* begin Data entries *

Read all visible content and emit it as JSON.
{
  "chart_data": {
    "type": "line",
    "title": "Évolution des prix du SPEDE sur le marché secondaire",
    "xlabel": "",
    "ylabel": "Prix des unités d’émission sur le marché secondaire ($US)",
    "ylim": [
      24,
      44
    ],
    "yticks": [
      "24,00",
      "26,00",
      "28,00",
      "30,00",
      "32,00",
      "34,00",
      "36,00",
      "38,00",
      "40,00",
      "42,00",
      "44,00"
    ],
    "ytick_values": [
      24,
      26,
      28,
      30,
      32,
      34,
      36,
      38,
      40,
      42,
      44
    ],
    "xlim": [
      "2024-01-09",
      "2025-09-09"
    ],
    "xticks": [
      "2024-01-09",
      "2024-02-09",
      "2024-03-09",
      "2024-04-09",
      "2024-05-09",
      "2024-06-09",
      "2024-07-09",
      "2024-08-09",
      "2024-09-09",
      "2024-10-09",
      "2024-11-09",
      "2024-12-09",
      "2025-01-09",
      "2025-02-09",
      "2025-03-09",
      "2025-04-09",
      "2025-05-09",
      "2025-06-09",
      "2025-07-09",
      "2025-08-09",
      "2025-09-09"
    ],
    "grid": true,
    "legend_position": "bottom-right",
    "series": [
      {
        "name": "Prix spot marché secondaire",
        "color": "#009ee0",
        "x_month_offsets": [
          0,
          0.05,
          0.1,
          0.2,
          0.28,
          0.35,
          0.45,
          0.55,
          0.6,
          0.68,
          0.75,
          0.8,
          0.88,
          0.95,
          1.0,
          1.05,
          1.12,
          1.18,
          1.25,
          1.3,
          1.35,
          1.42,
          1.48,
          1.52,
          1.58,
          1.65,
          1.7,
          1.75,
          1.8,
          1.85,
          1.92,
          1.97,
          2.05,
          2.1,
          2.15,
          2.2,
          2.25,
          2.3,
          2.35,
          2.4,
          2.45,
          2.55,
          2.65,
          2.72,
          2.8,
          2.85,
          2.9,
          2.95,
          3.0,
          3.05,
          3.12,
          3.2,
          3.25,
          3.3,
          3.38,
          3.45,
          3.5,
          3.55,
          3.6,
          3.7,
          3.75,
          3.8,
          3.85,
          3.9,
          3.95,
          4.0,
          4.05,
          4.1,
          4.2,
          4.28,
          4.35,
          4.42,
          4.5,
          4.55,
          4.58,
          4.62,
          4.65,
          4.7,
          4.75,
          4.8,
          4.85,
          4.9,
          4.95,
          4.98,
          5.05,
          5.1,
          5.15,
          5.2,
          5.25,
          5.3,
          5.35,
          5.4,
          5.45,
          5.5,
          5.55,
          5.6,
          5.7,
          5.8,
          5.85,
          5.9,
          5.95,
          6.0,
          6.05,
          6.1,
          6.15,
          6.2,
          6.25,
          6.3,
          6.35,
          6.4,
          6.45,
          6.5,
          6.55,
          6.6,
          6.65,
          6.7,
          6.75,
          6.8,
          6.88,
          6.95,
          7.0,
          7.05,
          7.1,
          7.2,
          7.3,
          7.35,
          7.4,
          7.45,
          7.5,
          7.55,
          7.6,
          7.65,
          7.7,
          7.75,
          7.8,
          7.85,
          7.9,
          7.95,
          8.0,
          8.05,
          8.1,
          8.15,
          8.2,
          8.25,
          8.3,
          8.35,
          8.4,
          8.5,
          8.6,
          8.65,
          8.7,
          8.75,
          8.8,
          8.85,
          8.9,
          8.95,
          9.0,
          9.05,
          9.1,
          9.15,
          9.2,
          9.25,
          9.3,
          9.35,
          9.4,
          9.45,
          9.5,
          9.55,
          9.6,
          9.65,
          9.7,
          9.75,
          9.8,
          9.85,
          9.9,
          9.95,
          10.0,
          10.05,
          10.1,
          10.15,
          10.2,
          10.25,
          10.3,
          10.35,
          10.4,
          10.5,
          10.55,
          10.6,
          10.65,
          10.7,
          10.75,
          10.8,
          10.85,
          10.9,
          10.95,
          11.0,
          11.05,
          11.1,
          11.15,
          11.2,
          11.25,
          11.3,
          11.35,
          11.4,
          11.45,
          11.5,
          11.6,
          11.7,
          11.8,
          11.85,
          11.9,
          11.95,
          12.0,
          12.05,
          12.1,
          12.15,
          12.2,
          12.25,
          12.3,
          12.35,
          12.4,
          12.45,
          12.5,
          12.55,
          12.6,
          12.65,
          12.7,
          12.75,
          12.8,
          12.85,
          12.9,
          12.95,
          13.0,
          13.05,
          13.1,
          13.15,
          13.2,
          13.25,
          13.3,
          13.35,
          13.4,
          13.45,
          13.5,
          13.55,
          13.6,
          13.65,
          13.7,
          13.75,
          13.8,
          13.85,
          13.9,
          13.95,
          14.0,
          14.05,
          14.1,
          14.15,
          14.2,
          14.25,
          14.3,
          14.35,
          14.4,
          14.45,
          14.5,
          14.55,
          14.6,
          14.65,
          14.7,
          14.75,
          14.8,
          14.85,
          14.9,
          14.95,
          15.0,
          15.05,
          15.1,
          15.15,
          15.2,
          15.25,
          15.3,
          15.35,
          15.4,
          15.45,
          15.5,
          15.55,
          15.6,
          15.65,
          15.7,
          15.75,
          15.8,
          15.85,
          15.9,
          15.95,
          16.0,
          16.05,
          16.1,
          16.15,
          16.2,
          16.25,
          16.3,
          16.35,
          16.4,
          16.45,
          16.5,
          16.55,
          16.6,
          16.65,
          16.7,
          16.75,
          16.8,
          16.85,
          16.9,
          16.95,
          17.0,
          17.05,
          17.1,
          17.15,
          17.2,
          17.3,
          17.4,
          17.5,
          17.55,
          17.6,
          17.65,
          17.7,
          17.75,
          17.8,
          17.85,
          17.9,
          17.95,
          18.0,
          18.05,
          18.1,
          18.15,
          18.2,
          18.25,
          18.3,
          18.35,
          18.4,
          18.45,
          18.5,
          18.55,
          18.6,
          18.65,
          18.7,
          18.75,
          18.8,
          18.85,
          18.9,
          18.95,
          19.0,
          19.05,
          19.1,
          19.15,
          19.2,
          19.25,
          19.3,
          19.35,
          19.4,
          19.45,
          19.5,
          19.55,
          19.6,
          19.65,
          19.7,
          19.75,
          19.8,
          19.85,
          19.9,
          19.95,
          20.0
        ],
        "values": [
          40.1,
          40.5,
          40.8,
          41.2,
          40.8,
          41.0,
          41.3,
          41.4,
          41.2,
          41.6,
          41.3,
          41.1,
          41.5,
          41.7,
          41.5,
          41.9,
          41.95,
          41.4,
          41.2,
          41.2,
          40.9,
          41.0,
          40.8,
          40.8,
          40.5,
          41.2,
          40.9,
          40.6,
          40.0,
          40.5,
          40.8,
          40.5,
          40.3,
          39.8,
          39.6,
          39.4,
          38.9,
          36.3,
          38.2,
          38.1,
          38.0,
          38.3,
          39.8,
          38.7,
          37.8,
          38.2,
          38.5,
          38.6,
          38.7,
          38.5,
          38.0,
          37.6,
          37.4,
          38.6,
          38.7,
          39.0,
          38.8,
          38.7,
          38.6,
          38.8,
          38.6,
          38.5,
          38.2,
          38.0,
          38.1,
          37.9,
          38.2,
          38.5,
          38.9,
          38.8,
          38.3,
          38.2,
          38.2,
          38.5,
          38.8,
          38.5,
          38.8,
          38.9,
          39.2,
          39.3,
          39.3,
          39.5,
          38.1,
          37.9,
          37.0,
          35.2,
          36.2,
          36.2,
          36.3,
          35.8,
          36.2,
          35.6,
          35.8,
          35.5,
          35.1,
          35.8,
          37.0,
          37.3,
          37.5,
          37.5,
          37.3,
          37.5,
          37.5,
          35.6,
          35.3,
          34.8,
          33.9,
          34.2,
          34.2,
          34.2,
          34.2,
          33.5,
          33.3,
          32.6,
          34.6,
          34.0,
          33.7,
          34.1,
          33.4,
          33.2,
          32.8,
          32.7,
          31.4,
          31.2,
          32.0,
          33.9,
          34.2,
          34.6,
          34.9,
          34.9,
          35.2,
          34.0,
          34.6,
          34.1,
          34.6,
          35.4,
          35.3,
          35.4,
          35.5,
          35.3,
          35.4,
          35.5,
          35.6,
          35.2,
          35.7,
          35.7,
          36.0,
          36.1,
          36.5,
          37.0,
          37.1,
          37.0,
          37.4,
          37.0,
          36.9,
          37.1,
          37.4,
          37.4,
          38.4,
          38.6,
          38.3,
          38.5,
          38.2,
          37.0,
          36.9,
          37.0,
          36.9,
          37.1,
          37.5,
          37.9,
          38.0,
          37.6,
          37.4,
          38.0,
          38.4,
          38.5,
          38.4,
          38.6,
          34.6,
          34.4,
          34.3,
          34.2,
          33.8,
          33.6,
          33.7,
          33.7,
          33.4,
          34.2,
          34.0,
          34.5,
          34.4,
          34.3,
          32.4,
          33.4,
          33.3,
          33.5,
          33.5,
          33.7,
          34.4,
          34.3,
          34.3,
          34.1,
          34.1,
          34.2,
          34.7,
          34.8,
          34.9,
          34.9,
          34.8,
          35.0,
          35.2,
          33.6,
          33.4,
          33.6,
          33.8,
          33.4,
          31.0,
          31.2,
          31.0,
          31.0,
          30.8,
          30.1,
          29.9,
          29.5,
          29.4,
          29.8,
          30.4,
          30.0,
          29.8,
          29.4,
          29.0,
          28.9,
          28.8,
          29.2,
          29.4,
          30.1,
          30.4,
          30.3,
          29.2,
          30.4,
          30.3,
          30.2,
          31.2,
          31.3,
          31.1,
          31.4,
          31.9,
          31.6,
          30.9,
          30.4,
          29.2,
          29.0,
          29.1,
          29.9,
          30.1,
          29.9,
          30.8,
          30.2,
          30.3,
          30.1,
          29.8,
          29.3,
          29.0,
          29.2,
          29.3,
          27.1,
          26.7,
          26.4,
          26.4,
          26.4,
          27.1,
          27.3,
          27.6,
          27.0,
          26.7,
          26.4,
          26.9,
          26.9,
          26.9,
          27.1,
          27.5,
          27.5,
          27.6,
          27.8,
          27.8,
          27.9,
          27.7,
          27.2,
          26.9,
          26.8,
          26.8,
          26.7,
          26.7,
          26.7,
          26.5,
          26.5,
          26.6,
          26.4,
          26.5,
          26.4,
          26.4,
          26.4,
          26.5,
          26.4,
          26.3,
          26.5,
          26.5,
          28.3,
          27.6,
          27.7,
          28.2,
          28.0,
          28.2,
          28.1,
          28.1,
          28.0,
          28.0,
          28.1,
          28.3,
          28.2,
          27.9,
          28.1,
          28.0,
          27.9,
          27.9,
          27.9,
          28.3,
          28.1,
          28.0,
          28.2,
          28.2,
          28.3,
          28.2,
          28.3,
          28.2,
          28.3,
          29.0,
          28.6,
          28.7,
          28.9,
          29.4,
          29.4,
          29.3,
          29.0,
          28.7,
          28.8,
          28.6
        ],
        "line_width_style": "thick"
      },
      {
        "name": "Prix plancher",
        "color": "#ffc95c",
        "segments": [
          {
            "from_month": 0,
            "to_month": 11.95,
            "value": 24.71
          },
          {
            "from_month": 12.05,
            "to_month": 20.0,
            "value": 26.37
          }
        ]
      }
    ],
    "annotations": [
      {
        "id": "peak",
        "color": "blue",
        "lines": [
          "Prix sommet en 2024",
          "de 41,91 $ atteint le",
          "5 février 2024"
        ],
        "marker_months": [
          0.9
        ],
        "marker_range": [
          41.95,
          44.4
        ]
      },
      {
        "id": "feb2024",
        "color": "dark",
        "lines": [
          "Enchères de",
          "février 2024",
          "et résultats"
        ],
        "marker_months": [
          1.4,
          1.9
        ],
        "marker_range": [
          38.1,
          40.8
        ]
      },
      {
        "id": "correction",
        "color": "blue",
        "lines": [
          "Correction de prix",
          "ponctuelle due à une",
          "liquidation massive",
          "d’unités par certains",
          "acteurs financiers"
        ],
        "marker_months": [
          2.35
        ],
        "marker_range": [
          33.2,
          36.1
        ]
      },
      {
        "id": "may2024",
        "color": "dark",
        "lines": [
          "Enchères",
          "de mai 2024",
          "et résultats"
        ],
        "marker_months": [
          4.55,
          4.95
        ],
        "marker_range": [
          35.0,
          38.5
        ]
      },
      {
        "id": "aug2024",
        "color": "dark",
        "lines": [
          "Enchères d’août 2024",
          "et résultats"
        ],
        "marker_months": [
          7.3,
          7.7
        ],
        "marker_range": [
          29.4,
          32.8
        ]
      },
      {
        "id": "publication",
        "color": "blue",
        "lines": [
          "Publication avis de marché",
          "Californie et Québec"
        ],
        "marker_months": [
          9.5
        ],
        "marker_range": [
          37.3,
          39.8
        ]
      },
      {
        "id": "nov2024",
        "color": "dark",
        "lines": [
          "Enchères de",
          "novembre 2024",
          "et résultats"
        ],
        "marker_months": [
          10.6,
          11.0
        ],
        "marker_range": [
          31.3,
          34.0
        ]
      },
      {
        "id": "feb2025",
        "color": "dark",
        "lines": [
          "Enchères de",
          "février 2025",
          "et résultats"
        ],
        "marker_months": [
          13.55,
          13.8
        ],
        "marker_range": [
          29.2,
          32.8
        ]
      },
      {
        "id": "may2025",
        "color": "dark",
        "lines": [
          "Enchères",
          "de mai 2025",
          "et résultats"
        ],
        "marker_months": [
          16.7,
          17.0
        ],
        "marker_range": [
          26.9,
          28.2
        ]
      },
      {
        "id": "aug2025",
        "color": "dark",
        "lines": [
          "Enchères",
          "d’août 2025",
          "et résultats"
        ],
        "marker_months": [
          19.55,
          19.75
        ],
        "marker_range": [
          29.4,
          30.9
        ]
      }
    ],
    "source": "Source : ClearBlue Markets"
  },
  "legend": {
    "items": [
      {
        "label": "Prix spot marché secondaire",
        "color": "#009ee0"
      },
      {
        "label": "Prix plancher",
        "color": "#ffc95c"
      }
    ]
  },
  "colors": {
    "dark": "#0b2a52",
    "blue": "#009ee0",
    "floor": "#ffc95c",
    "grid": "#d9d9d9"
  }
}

* end Data entries *

● **Set problem**
Using the listing above, locate the lines that hold "secondaire" and copy each one.

● **Solved problem**
    "title": "Évolution des prix du SPEDE sur le marché secondaire",
    "ylabel": "Prix des unités d’émission sur le marché secondaire ($US)",
        "name": "Prix spot marché secondaire",
        "label": "Prix spot marché secondaire",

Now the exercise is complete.